[Extracted records]
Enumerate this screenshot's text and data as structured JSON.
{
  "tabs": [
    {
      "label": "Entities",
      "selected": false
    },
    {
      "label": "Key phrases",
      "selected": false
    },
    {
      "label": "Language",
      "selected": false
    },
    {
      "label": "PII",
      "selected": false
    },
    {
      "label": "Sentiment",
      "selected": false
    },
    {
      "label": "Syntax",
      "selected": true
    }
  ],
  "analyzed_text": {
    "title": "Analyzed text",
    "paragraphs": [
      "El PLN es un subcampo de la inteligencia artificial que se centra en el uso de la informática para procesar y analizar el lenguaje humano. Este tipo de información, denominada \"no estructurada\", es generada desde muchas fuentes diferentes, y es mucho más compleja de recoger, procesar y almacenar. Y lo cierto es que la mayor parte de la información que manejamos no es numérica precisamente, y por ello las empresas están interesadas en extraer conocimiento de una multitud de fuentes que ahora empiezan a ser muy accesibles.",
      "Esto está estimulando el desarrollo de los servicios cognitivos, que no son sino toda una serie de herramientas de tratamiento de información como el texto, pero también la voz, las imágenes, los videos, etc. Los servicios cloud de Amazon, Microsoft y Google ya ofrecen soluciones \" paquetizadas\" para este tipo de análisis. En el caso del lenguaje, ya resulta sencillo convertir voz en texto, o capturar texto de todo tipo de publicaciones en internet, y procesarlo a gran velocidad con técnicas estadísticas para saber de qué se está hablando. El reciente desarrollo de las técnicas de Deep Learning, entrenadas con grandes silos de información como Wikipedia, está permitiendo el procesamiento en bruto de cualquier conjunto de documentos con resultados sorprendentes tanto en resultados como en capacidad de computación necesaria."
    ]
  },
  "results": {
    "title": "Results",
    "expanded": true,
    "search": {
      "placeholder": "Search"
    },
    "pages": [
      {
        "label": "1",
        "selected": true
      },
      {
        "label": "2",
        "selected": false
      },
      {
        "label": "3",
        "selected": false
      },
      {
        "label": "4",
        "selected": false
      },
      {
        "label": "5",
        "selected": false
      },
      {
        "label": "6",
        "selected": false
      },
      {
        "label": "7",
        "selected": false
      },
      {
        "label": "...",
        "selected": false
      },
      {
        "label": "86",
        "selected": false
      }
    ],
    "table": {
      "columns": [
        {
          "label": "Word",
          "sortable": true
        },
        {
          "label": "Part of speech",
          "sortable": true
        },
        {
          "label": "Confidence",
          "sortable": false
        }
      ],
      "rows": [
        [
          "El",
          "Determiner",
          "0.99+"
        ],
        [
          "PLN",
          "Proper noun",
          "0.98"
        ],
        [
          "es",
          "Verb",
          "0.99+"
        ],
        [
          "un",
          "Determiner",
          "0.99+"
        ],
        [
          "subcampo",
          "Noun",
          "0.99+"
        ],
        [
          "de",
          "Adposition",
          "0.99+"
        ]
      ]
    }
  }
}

◆ **Instructions to follow**:
Please repeat every entry, exactly as it was written.

◆ **Exercise answer**:
Enumerate this screenshot's text and data as structured JSON.
{
  "tabs": [
    {
      "label": "Entities",
      "selected": false
    },
    {
      "label": "Key phrases",
      "selected": false
    },
    {
      "label": "Language",
      "selected": false
    },
    {
      "label": "PII",
      "selected": false
    },
    {
      "label": "Sentiment",
      "selected": false
    },
    {
      "label": "Syntax",
      "selected": true
    }
  ],
  "analyzed_text": {
    "title": "Analyzed text",
    "paragraphs": [
      "El PLN es un subcampo de la inteligencia artificial que se centra en el uso de la informática para procesar y analizar el lenguaje humano. Este tipo de información, denominada \"no estructurada\", es generada desde muchas fuentes diferentes, y es mucho más compleja de recoger, procesar y almacenar. Y lo cierto es que la mayor parte de la información que manejamos no es numérica precisamente, y por ello las empresas están interesadas en extraer conocimiento de una multitud de fuentes que ahora empiezan a ser muy accesibles.",
      "Esto está estimulando el desarrollo de los servicios cognitivos, que no son sino toda una serie de herramientas de tratamiento de información como el texto, pero también la voz, las imágenes, los videos, etc. Los servicios cloud de Amazon, Microsoft y Google ya ofrecen soluciones \" paquetizadas\" para este tipo de análisis. En el caso del lenguaje, ya resulta sencillo convertir voz en texto, o capturar texto de todo tipo de publicaciones en internet, y procesarlo a gran velocidad con técnicas estadísticas para saber de qué se está hablando. El reciente desarrollo de las técnicas de Deep Learning, entrenadas con grandes silos de información como Wikipedia, está permitiendo el procesamiento en bruto de cualquier conjunto de documentos con resultados sorprendentes tanto en resultados como en capacidad de computación necesaria."
    ]
  },
  "results": {
    "title": "Results",
    "expanded": true,
    "search": {
      "placeholder": "Search"
    },
    "pages": [
      {
        "label": "1",
        "selected": true
      },
      {
        "label": "2",
        "selected": false
      },
      {
        "label": "3",
        "selected": false
      },
      {
        "label": "4",
        "selected": false
      },
      {
        "label": "5",
        "selected": false
      },
      {
        "label": "6",
        "selected": false
      },
      {
        "label": "7",
        "selected": false
      },
      {
        "label": "...",
        "selected": false
      },
      {
        "label": "86",
        "selected": false
      }
    ],
    "table": {
      "columns": [
        {
          "label": "Word",
          "sortable": true
        },
        {
          "label": "Part of speech",
          "sortable": true
        },
        {
          "label": "Confidence",
          "sortable": false
        }
      ],
      "rows": [
        [
          "El",
          "Determiner",
          "0.99+"
        ],
        [
          "PLN",
          "Proper noun",
          "0.98"
        ],
        [
          "es",
          "Verb",
          "0.99+"
        ],
        [
          "un",
          "Determiner",
          "0.99+"
        ],
        [
          "subcampo",
          "Noun",
          "0.99+"
        ],
        [
          "de",
          "Adposition",
          "0.99+"
        ]
      ]
    }
  }
}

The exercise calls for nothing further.